## START
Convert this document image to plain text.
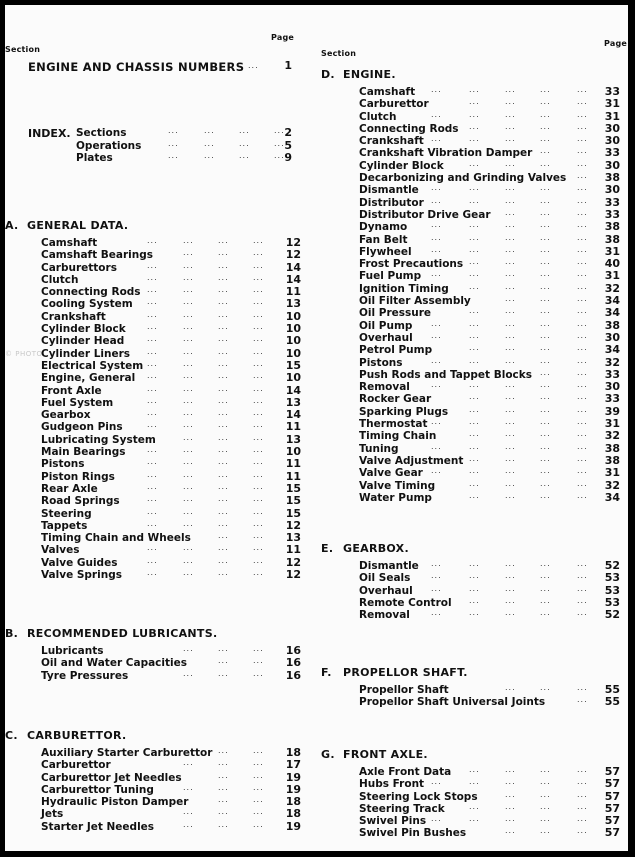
Section
Page
ENGINE AND CHASSIS NUMBERS ... 1
INDEX. Sections	...	...	...	... 2
Operations	...	...	...	... 5
Plates	...	...	...	... 9
© PHOTO
A. GENERAL DATA.
Camshaft	...	...	...	... 12
Camshaft Bearings	...	...	... 12
Carburettors	...	...	...	... 14
Clutch	...	...	...	... 14
Connecting Rods ...	...	...	... 11
Cooling System ...	...	...	... 13
Crankshaft	...	...	...	... 10
Cylinder Block	...	...	...	... 10
Cylinder Head	...	...	...	... 10
Cylinder Liners ...	...	...	... 10
Electrical System ...	...	...	... 15
Engine, General ...	...	...	... 10
Front Axle	...	...	...	... 14
Fuel System	...	...	...	... 13
Gearbox	...	...	...	... 14
Gudgeon Pins	...	...	...	... 11
Lubricating System	...	...	... 13
Main Bearings	...	...	...	... 10
Pistons	...	...	...	... 11
Piston Rings	...	...	...	... 11
Rear Axle	...	...	...	... 15
Road Springs	...	...	...	... 15
Steering	...	...	...	... 15
Tappets	...	...	...	... 12
Timing Chain and Wheels	...	... 13
Valves	...	...	...	... 11
Valve Guides	...	...	...	... 12
Valve Springs	...	...	...	... 12
B. RECOMMENDED LUBRICANTS.
Lubricants	...	...	... 16
Oil and Water Capacities	...	... 16
Tyre Pressures	...	...	... 16
C. CARBURETTOR.
Auxiliary Starter Carburettor ...	... 18
Carburettor	...	...	... 17
Carburettor Jet Needles	...	... 19
Carburettor Tuning	...	...	... 19
Hydraulic Piston Damper	...	... 18
Jets	...	...	... 18
Starter Jet Needles	...	...	... 19
Section
Page
D. ENGINE.
Camshaft ...	...	...	...	... 33
Carburettor	...	...	...	... 31
Clutch	...	...	...	...	... 31
Connecting Rods ...	...	...	... 30
Crankshaft ...	...	...	...	... 30
Crankshaft Vibration Damper ...	... 33
Cylinder Block	...	...	...	... 30
Decarbonizing and Grinding Valves ... 38
Dismantle ...	...	...	...	... 30
Distributor ...	...	...	...	... 33
Distributor Drive Gear ...	...	... 33
Dynamo	...	...	...	...	... 38
Fan Belt	...	...	...	...	... 38
Flywheel ...	...	...	...	... 31
Frost Precautions ...	...	...	... 40
Fuel Pump ...	...	...	...	... 31
Ignition Timing	...	...	...	... 32
Oil Filter Assembly	...	...	... 34
Oil Pressure	...	...	...	... 34
Oil Pump ...	...	...	...	... 38
Overhaul ...	...	...	...	... 30
Petrol Pump	...	...	...	... 34
Pistons	...	...	...	...	... 32
Push Rods and Tappet Blocks ...	... 33
Removal	...	...	...	...	... 30
Rocker Gear	...	...	...	... 33
Sparking Plugs	...	...	...	... 39
Thermostat ...	...	...	...	... 31
Timing Chain	...	...	...	... 32
Tuning	...	...	...	...	... 38
Valve Adjustment ...	...	...	... 38
Valve Gear ...	...	...	...	... 31
Valve Timing	...	...	...	... 32
Water Pump	...	...	...	... 34
E. GEARBOX.
Dismantle ...	...	...	...	... 52
Oil Seals	...	...	...	...	... 53
Overhaul ...	...	...	...	... 53
Remote Control ...	...	...	... 53
Removal	...	...	...	...	... 52
F. PROPELLOR SHAFT.
Propellor Shaft	...	...	... 55
Propellor Shaft Universal Joints	... 55
G. FRONT AXLE.
Axle Front Data ...	...	...	... 57
Hubs Front ...	...	...	...	... 57
Steering Lock Stops	...	...	... 57
Steering Track	...	...	...	... 57
Swivel Pins ...	...	...	...	... 57
Swivel Pin Bushes	...	...	... 57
## END
Required work
Go through the listing above and quote it exactly, apart from its images.

Response to this exercise
Convert this document image to plain text.
Section
Page
ENGINE AND CHASSIS NUMBERS ... 1
INDEX. Sections	...	...	...	... 2
Operations	...	...	...	... 5
Plates	...	...	...	... 9
© PHOTO
A. GENERAL DATA.
Camshaft	...	...	...	... 12
Camshaft Bearings	...	...	... 12
Carburettors	...	...	...	... 14
Clutch	...	...	...	... 14
Connecting Rods ...	...	...	... 11
Cooling System ...	...	...	... 13
Crankshaft	...	...	...	... 10
Cylinder Block	...	...	...	... 10
Cylinder Head	...	...	...	... 10
Cylinder Liners ...	...	...	... 10
Electrical System ...	...	...	... 15
Engine, General ...	...	...	... 10
Front Axle	...	...	...	... 14
Fuel System	...	...	...	... 13
Gearbox	...	...	...	... 14
Gudgeon Pins	...	...	...	... 11
Lubricating System	...	...	... 13
Main Bearings	...	...	...	... 10
Pistons	...	...	...	... 11
Piston Rings	...	...	...	... 11
Rear Axle	...	...	...	... 15
Road Springs	...	...	...	... 15
Steering	...	...	...	... 15
Tappets	...	...	...	... 12
Timing Chain and Wheels	...	... 13
Valves	...	...	...	... 11
Valve Guides	...	...	...	... 12
Valve Springs	...	...	...	... 12
B. RECOMMENDED LUBRICANTS.
Lubricants	...	...	... 16
Oil and Water Capacities	...	... 16
Tyre Pressures	...	...	... 16
C. CARBURETTOR.
Auxiliary Starter Carburettor ...	... 18
Carburettor	...	...	... 17
Carburettor Jet Needles	...	... 19
Carburettor Tuning	...	...	... 19
Hydraulic Piston Damper	...	... 18
Jets	...	...	... 18
Starter Jet Needles	...	...	... 19
Section
Page
D. ENGINE.
Camshaft ...	...	...	...	... 33
Carburettor	...	...	...	... 31
Clutch	...	...	...	...	... 31
Connecting Rods ...	...	...	... 30
Crankshaft ...	...	...	...	... 30
Crankshaft Vibration Damper ...	... 33
Cylinder Block	...	...	...	... 30
Decarbonizing and Grinding Valves ... 38
Dismantle ...	...	...	...	... 30
Distributor ...	...	...	...	... 33
Distributor Drive Gear ...	...	... 33
Dynamo	...	...	...	...	... 38
Fan Belt	...	...	...	...	... 38
Flywheel ...	...	...	...	... 31
Frost Precautions ...	...	...	... 40
Fuel Pump ...	...	...	...	... 31
Ignition Timing	...	...	...	... 32
Oil Filter Assembly	...	...	... 34
Oil Pressure	...	...	...	... 34
Oil Pump ...	...	...	...	... 38
Overhaul ...	...	...	...	... 30
Petrol Pump	...	...	...	... 34
Pistons	...	...	...	...	... 32
Push Rods and Tappet Blocks ...	... 33
Removal	...	...	...	...	... 30
Rocker Gear	...	...	...	... 33
Sparking Plugs	...	...	...	... 39
Thermostat ...	...	...	...	... 31
Timing Chain	...	...	...	... 32
Tuning	...	...	...	...	... 38
Valve Adjustment ...	...	...	... 38
Valve Gear ...	...	...	...	... 31
Valve Timing	...	...	...	... 32
Water Pump	...	...	...	... 34
E. GEARBOX.
Dismantle ...	...	...	...	... 52
Oil Seals	...	...	...	...	... 53
Overhaul ...	...	...	...	... 53
Remote Control ...	...	...	... 53
Removal	...	...	...	...	... 52
F. PROPELLOR SHAFT.
Propellor Shaft	...	...	... 55
Propellor Shaft Universal Joints	... 55
G. FRONT AXLE.
Axle Front Data ...	...	...	... 57
Hubs Front ...	...	...	...	... 57
Steering Lock Stops	...	...	... 57
Steering Track	...	...	...	... 57
Swivel Pins ...	...	...	...	... 57
Swivel Pin Bushes	...	...	... 57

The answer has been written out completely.